Stated goal — Leaving out the pictures, retype all the material exactly.
::::::
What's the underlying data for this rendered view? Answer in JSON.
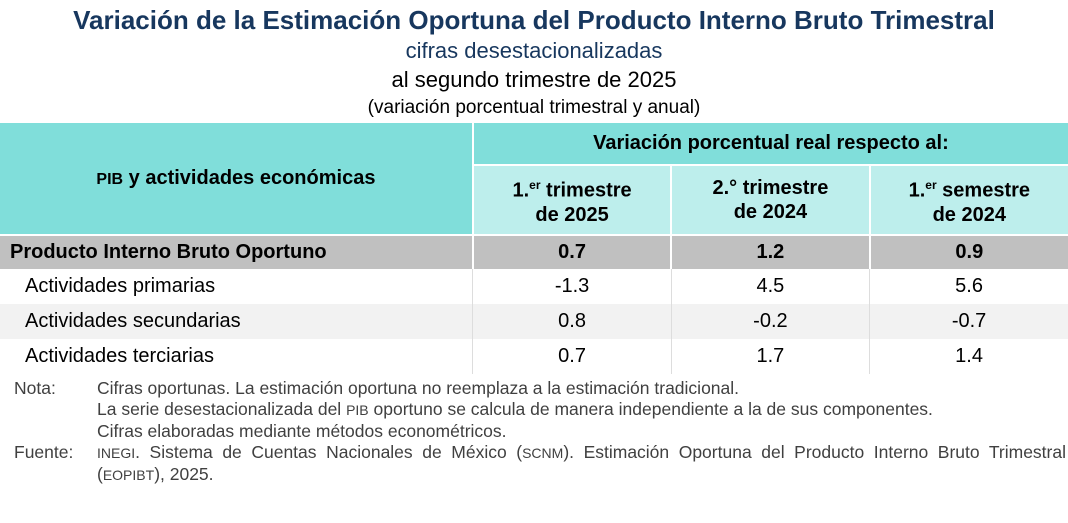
{
  "title": "Variación de la Estimación Oportuna del Producto Interno Bruto Trimestral",
  "subtitle1": "cifras desestacionalizadas",
  "subtitle2": "al segundo trimestre de 2025",
  "subtitle3": "(variación porcentual trimestral y anual)",
  "table": {
    "row_header_abbr": "PIB",
    "row_header_rest": " y actividades económicas",
    "group_header": "Variación porcentual real respecto al:",
    "columns": [
      {
        "num": "1.",
        "sup": "er",
        "word": " trimestre",
        "line2": "de 2025"
      },
      {
        "num": "2.°",
        "sup": "",
        "word": " trimestre",
        "line2": "de 2024"
      },
      {
        "num": "1.",
        "sup": "er",
        "word": " semestre",
        "line2": "de 2024"
      }
    ],
    "rows": [
      {
        "label": "Producto Interno Bruto Oportuno",
        "values": [
          "0.7",
          "1.2",
          "0.9"
        ]
      },
      {
        "label": "Actividades primarias",
        "values": [
          "-1.3",
          "4.5",
          "5.6"
        ]
      },
      {
        "label": "Actividades secundarias",
        "values": [
          "0.8",
          "-0.2",
          "-0.7"
        ]
      },
      {
        "label": "Actividades terciarias",
        "values": [
          "0.7",
          "1.7",
          "1.4"
        ]
      }
    ]
  },
  "notes": {
    "nota_label": "Nota:",
    "nota1": "Cifras oportunas. La estimación oportuna no reemplaza a la estimación tradicional.",
    "nota2a": "La serie desestacionalizada del ",
    "nota2abbr": "PIB",
    "nota2b": " oportuno se calcula de manera independiente a la de sus componentes.",
    "nota3": "Cifras elaboradas mediante métodos econométricos.",
    "fuente_label": "Fuente:",
    "fuente_abbr1": "INEGI",
    "fuente_a": ". Sistema de Cuentas Nacionales de México (",
    "fuente_abbr2": "SCNM",
    "fuente_b": "). Estimación Oportuna del Producto Interno Bruto Trimestral (",
    "fuente_abbr3": "EOPIBT",
    "fuente_c": "), 2025."
  }
}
::::::
Result of the task —
What's the underlying data for this rendered view? Answer in JSON.
{
  "title": "Variación de la Estimación Oportuna del Producto Interno Bruto Trimestral",
  "subtitle1": "cifras desestacionalizadas",
  "subtitle2": "al segundo trimestre de 2025",
  "subtitle3": "(variación porcentual trimestral y anual)",
  "table": {
    "row_header_abbr": "PIB",
    "row_header_rest": " y actividades económicas",
    "group_header": "Variación porcentual real respecto al:",
    "columns": [
      {
        "num": "1.",
        "sup": "er",
        "word": " trimestre",
        "line2": "de 2025"
      },
      {
        "num": "2.°",
        "sup": "",
        "word": " trimestre",
        "line2": "de 2024"
      },
      {
        "num": "1.",
        "sup": "er",
        "word": " semestre",
        "line2": "de 2024"
      }
    ],
    "rows": [
      {
        "label": "Producto Interno Bruto Oportuno",
        "values": [
          "0.7",
          "1.2",
          "0.9"
        ]
      },
      {
        "label": "Actividades primarias",
        "values": [
          "-1.3",
          "4.5",
          "5.6"
        ]
      },
      {
        "label": "Actividades secundarias",
        "values": [
          "0.8",
          "-0.2",
          "-0.7"
        ]
      },
      {
        "label": "Actividades terciarias",
        "values": [
          "0.7",
          "1.7",
          "1.4"
        ]
      }
    ]
  },
  "notes": {
    "nota_label": "Nota:",
    "nota1": "Cifras oportunas. La estimación oportuna no reemplaza a la estimación tradicional.",
    "nota2a": "La serie desestacionalizada del ",
    "nota2abbr": "PIB",
    "nota2b": " oportuno se calcula de manera independiente a la de sus componentes.",
    "nota3": "Cifras elaboradas mediante métodos econométricos.",
    "fuente_label": "Fuente:",
    "fuente_abbr1": "INEGI",
    "fuente_a": ". Sistema de Cuentas Nacionales de México (",
    "fuente_abbr2": "SCNM",
    "fuente_b": "). Estimación Oportuna del Producto Interno Bruto Trimestral (",
    "fuente_abbr3": "EOPIBT",
    "fuente_c": "), 2025."
  }
}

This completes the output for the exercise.